● INSTRUCTION: Repeat every record exactly, but keep images out of the copy.

----------

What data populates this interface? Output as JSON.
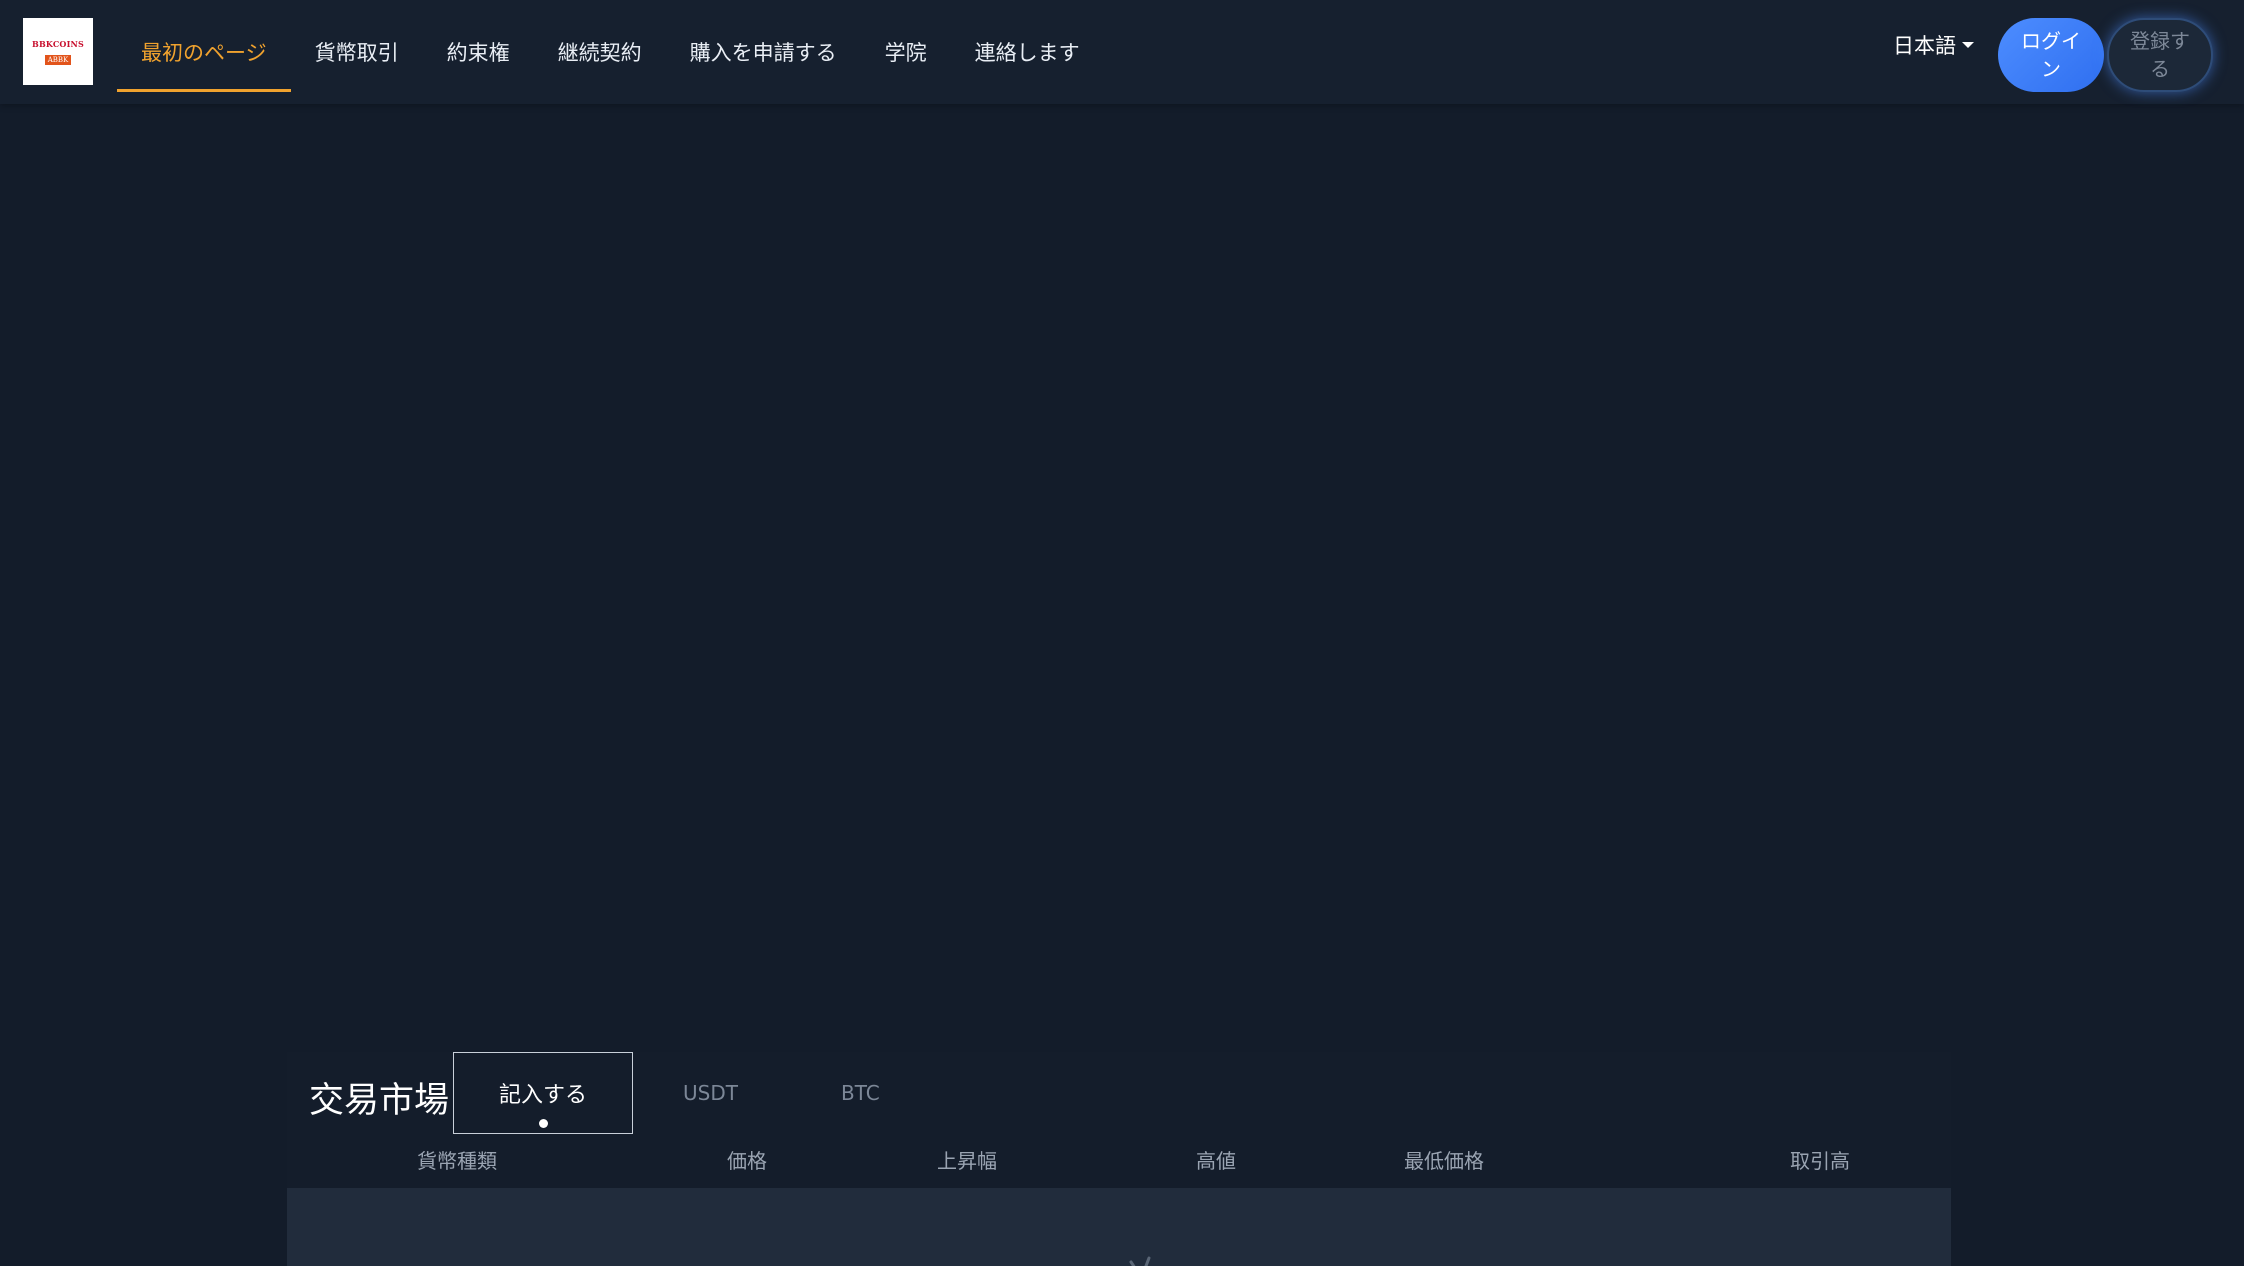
{
  "header": {
    "logo": {
      "text": "BBKCOINS",
      "badge": "ABBK"
    },
    "nav": [
      {
        "label": "最初のページ",
        "active": true
      },
      {
        "label": "貨幣取引",
        "active": false
      },
      {
        "label": "約束権",
        "active": false
      },
      {
        "label": "継続契約",
        "active": false
      },
      {
        "label": "購入を申請する",
        "active": false
      },
      {
        "label": "学院",
        "active": false
      },
      {
        "label": "連絡します",
        "active": false
      }
    ],
    "language": "日本語",
    "login_label": "ログイン",
    "register_label": "登録する"
  },
  "market": {
    "title": "交易市場",
    "tabs": [
      {
        "label": "記入する",
        "active": true
      },
      {
        "label": "USDT",
        "active": false
      },
      {
        "label": "BTC",
        "active": false
      }
    ],
    "columns": [
      "貨幣種類",
      "価格",
      "上昇幅",
      "高値",
      "最低価格",
      "取引高"
    ]
  },
  "colors": {
    "background": "#131c2a",
    "header": "#16202f",
    "accent": "#f0a22e",
    "login_button": "#3b7cf7"
  }
}
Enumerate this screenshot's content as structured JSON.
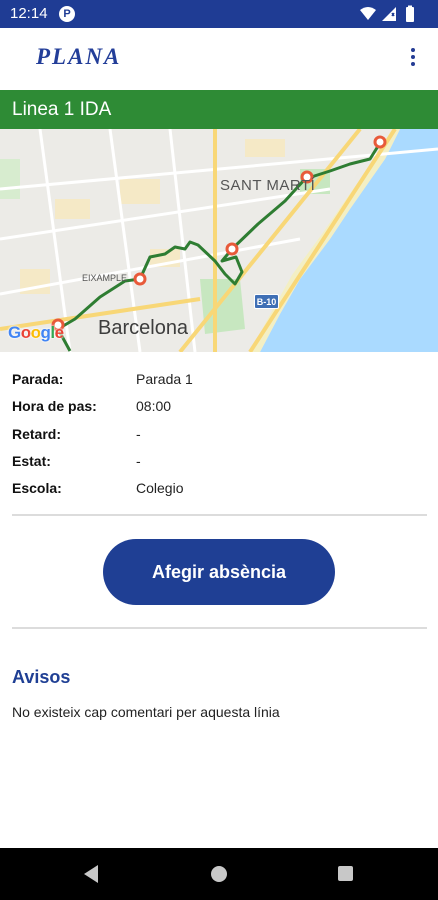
{
  "status_bar": {
    "time": "12:14",
    "app_icon": "P",
    "icons": [
      "wifi-icon",
      "signal-icon",
      "battery-icon"
    ]
  },
  "app_bar": {
    "logo_text": "PLANA",
    "menu_icon": "overflow-menu-icon"
  },
  "line": {
    "title": "Linea 1 IDA",
    "color": "#2e8b35"
  },
  "map": {
    "labels": {
      "district_1": "SANT MARTÍ",
      "district_2": "EIXAMPLE",
      "city": "Barcelona",
      "road": "B-10"
    },
    "attribution": "Google",
    "route_color": "#2e7d32",
    "stop_marker_color": "#e85a3a",
    "stop_count": 5
  },
  "info": {
    "rows": [
      {
        "label": "Parada:",
        "value": "Parada 1"
      },
      {
        "label": "Hora de pas:",
        "value": "08:00"
      },
      {
        "label": "Retard:",
        "value": "-"
      },
      {
        "label": "Estat:",
        "value": "-"
      },
      {
        "label": "Escola:",
        "value": "Colegio"
      }
    ]
  },
  "actions": {
    "absence_button": "Afegir absència"
  },
  "notices": {
    "title": "Avisos",
    "empty_text": "No existeix cap comentari per aquesta línia"
  },
  "colors": {
    "primary": "#1f3f94",
    "status_bar": "#1f3c94"
  }
}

----------

● WORKED SOLUTION:
What data populates this interface? Output as JSON.
{
  "header": {
    "logo": {
      "text": "BBKCOINS",
      "badge": "ABBK"
    },
    "nav": [
      {
        "label": "最初のページ",
        "active": true
      },
      {
        "label": "貨幣取引",
        "active": false
      },
      {
        "label": "約束権",
        "active": false
      },
      {
        "label": "継続契約",
        "active": false
      },
      {
        "label": "購入を申請する",
        "active": false
      },
      {
        "label": "学院",
        "active": false
      },
      {
        "label": "連絡します",
        "active": false
      }
    ],
    "language": "日本語",
    "login_label": "ログイン",
    "register_label": "登録する"
  },
  "market": {
    "title": "交易市場",
    "tabs": [
      {
        "label": "記入する",
        "active": true
      },
      {
        "label": "USDT",
        "active": false
      },
      {
        "label": "BTC",
        "active": false
      }
    ],
    "columns": [
      "貨幣種類",
      "価格",
      "上昇幅",
      "高値",
      "最低価格",
      "取引高"
    ]
  },
  "colors": {
    "background": "#131c2a",
    "header": "#16202f",
    "accent": "#f0a22e",
    "login_button": "#3b7cf7"
  }
}
Enumerate this screenshot's content as structured JSON.
{
  "status_bar": {
    "time": "12:14",
    "app_icon": "P",
    "icons": [
      "wifi-icon",
      "signal-icon",
      "battery-icon"
    ]
  },
  "app_bar": {
    "logo_text": "PLANA",
    "menu_icon": "overflow-menu-icon"
  },
  "line": {
    "title": "Linea 1 IDA",
    "color": "#2e8b35"
  },
  "map": {
    "labels": {
      "district_1": "SANT MARTÍ",
      "district_2": "EIXAMPLE",
      "city": "Barcelona",
      "road": "B-10"
    },
    "attribution": "Google",
    "route_color": "#2e7d32",
    "stop_marker_color": "#e85a3a",
    "stop_count": 5
  },
  "info": {
    "rows": [
      {
        "label": "Parada:",
        "value": "Parada 1"
      },
      {
        "label": "Hora de pas:",
        "value": "08:00"
      },
      {
        "label": "Retard:",
        "value": "-"
      },
      {
        "label": "Estat:",
        "value": "-"
      },
      {
        "label": "Escola:",
        "value": "Colegio"
      }
    ]
  },
  "actions": {
    "absence_button": "Afegir absència"
  },
  "notices": {
    "title": "Avisos",
    "empty_text": "No existeix cap comentari per aquesta línia"
  },
  "colors": {
    "primary": "#1f3f94",
    "status_bar": "#1f3c94"
  }
}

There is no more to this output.